What the task requires:
Below are some entries; can you quote all of them exactly?

[start of Provided data]

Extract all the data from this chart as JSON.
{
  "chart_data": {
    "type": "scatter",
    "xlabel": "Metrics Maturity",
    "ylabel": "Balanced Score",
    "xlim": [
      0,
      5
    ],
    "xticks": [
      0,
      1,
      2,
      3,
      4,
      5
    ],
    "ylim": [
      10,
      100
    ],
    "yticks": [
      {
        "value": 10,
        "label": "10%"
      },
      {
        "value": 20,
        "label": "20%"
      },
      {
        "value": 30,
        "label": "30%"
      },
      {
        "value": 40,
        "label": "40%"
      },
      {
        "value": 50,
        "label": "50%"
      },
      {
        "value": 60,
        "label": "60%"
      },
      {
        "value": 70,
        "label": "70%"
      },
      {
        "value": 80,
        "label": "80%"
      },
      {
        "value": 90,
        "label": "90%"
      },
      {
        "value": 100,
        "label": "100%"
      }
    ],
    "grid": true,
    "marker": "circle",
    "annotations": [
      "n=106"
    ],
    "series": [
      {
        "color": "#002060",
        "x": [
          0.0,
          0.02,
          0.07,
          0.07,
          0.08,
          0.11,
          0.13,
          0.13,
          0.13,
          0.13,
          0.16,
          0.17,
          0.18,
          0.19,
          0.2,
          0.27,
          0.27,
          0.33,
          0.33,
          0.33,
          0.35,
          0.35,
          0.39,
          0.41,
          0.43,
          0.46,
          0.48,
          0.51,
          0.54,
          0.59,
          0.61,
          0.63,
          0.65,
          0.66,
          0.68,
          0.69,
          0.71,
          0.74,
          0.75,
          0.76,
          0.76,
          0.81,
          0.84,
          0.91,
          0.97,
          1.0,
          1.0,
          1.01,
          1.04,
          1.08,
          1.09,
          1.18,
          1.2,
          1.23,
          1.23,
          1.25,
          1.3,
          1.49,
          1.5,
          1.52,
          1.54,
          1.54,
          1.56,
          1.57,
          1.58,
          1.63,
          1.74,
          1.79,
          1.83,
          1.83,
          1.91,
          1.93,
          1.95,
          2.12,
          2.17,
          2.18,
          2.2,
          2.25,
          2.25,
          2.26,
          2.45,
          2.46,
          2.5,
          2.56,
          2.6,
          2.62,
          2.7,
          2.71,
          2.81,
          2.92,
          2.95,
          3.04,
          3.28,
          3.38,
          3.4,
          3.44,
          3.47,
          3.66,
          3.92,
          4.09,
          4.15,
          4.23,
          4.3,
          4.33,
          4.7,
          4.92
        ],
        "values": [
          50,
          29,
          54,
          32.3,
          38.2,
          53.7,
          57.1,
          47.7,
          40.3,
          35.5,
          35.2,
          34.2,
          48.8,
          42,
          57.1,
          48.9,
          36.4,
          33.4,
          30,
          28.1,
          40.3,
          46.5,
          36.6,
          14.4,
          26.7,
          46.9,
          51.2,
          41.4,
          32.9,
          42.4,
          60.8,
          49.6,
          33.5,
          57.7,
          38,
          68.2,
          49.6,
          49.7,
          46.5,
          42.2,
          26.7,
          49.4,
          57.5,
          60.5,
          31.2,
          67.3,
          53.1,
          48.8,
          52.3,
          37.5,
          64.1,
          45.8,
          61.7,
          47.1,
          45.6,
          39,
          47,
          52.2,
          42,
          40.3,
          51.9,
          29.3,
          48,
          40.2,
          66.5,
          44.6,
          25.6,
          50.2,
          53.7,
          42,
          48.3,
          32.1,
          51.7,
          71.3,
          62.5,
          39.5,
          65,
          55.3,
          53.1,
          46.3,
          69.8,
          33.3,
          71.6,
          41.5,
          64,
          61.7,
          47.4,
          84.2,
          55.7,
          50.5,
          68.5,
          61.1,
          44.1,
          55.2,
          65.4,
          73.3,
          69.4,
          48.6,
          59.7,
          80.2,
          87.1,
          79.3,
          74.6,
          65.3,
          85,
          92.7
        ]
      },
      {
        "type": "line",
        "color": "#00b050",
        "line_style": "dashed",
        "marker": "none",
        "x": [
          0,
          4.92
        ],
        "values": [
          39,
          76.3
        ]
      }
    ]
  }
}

[end of Provided data]

Answer:
Extract all the data from this chart as JSON.
{
  "chart_data": {
    "type": "scatter",
    "xlabel": "Metrics Maturity",
    "ylabel": "Balanced Score",
    "xlim": [
      0,
      5
    ],
    "xticks": [
      0,
      1,
      2,
      3,
      4,
      5
    ],
    "ylim": [
      10,
      100
    ],
    "yticks": [
      {
        "value": 10,
        "label": "10%"
      },
      {
        "value": 20,
        "label": "20%"
      },
      {
        "value": 30,
        "label": "30%"
      },
      {
        "value": 40,
        "label": "40%"
      },
      {
        "value": 50,
        "label": "50%"
      },
      {
        "value": 60,
        "label": "60%"
      },
      {
        "value": 70,
        "label": "70%"
      },
      {
        "value": 80,
        "label": "80%"
      },
      {
        "value": 90,
        "label": "90%"
      },
      {
        "value": 100,
        "label": "100%"
      }
    ],
    "grid": true,
    "marker": "circle",
    "annotations": [
      "n=106"
    ],
    "series": [
      {
        "color": "#002060",
        "x": [
          0.0,
          0.02,
          0.07,
          0.07,
          0.08,
          0.11,
          0.13,
          0.13,
          0.13,
          0.13,
          0.16,
          0.17,
          0.18,
          0.19,
          0.2,
          0.27,
          0.27,
          0.33,
          0.33,
          0.33,
          0.35,
          0.35,
          0.39,
          0.41,
          0.43,
          0.46,
          0.48,
          0.51,
          0.54,
          0.59,
          0.61,
          0.63,
          0.65,
          0.66,
          0.68,
          0.69,
          0.71,
          0.74,
          0.75,
          0.76,
          0.76,
          0.81,
          0.84,
          0.91,
          0.97,
          1.0,
          1.0,
          1.01,
          1.04,
          1.08,
          1.09,
          1.18,
          1.2,
          1.23,
          1.23,
          1.25,
          1.3,
          1.49,
          1.5,
          1.52,
          1.54,
          1.54,
          1.56,
          1.57,
          1.58,
          1.63,
          1.74,
          1.79,
          1.83,
          1.83,
          1.91,
          1.93,
          1.95,
          2.12,
          2.17,
          2.18,
          2.2,
          2.25,
          2.25,
          2.26,
          2.45,
          2.46,
          2.5,
          2.56,
          2.6,
          2.62,
          2.7,
          2.71,
          2.81,
          2.92,
          2.95,
          3.04,
          3.28,
          3.38,
          3.4,
          3.44,
          3.47,
          3.66,
          3.92,
          4.09,
          4.15,
          4.23,
          4.3,
          4.33,
          4.7,
          4.92
        ],
        "values": [
          50,
          29,
          54,
          32.3,
          38.2,
          53.7,
          57.1,
          47.7,
          40.3,
          35.5,
          35.2,
          34.2,
          48.8,
          42,
          57.1,
          48.9,
          36.4,
          33.4,
          30,
          28.1,
          40.3,
          46.5,
          36.6,
          14.4,
          26.7,
          46.9,
          51.2,
          41.4,
          32.9,
          42.4,
          60.8,
          49.6,
          33.5,
          57.7,
          38,
          68.2,
          49.6,
          49.7,
          46.5,
          42.2,
          26.7,
          49.4,
          57.5,
          60.5,
          31.2,
          67.3,
          53.1,
          48.8,
          52.3,
          37.5,
          64.1,
          45.8,
          61.7,
          47.1,
          45.6,
          39,
          47,
          52.2,
          42,
          40.3,
          51.9,
          29.3,
          48,
          40.2,
          66.5,
          44.6,
          25.6,
          50.2,
          53.7,
          42,
          48.3,
          32.1,
          51.7,
          71.3,
          62.5,
          39.5,
          65,
          55.3,
          53.1,
          46.3,
          69.8,
          33.3,
          71.6,
          41.5,
          64,
          61.7,
          47.4,
          84.2,
          55.7,
          50.5,
          68.5,
          61.1,
          44.1,
          55.2,
          65.4,
          73.3,
          69.4,
          48.6,
          59.7,
          80.2,
          87.1,
          79.3,
          74.6,
          65.3,
          85,
          92.7
        ]
      },
      {
        "type": "line",
        "color": "#00b050",
        "line_style": "dashed",
        "marker": "none",
        "x": [
          0,
          4.92
        ],
        "values": [
          39,
          76.3
        ]
      }
    ]
  }
}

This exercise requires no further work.